- What is needed:
Recast the items from the start through the line with "page-title: Analog Wheel" as a numbered list, leaving out any blank lines.

%%

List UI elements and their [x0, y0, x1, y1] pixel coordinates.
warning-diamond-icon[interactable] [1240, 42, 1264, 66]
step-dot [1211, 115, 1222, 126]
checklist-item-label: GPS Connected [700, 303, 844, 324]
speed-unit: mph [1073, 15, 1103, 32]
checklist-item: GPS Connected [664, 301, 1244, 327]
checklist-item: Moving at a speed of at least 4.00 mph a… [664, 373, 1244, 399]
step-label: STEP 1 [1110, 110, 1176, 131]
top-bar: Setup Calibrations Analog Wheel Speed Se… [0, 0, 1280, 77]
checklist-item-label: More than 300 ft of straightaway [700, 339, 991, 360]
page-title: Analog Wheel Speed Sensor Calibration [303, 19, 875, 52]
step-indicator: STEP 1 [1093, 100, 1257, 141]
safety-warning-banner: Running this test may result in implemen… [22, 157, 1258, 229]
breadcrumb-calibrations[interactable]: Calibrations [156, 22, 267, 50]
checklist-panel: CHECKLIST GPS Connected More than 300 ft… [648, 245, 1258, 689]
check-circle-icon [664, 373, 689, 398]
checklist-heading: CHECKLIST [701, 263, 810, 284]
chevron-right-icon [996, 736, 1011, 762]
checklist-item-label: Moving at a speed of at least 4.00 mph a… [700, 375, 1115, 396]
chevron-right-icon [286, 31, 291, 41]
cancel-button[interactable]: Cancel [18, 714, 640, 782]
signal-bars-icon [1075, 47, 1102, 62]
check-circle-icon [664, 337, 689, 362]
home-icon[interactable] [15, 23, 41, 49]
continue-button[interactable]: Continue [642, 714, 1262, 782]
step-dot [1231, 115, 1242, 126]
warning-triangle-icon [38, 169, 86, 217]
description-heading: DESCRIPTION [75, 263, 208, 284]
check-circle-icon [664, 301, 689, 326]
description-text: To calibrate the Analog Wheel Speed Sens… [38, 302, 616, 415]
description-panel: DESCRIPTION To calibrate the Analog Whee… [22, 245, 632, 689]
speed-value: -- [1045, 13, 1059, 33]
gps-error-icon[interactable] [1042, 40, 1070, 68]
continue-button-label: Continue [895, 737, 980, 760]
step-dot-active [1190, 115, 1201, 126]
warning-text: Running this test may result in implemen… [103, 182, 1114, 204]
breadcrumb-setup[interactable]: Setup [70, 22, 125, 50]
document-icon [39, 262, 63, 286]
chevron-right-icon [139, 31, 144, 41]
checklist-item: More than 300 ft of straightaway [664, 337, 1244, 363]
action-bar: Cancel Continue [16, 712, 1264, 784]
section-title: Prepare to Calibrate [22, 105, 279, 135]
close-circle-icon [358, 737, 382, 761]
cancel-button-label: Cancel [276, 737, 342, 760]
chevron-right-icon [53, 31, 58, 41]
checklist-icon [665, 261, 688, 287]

%%

- Response to this exercise:
1. List UI elements and their [x0, y0, x1, y1] pixel coordinates.
2. warning-diamond-icon[interactable] [1240, 42, 1264, 66]
3. step-dot [1211, 115, 1222, 126]
4. checklist-item-label: GPS Connected [700, 303, 844, 324]
5. speed-unit: mph [1073, 15, 1103, 32]
6. checklist-item: GPS Connected [664, 301, 1244, 327]
7. checklist-item: Moving at a speed of at least 4.00 mph a… [664, 373, 1244, 399]
8. step-label: STEP 1 [1110, 110, 1176, 131]
9. top-bar: Setup Calibrations Analog Wheel Speed Se… [0, 0, 1280, 77]
10. checklist-item-label: More than 300 ft of straightaway [700, 339, 991, 360]
11. page-title: Analog Wheel Speed Sensor Calibration [303, 19, 875, 52]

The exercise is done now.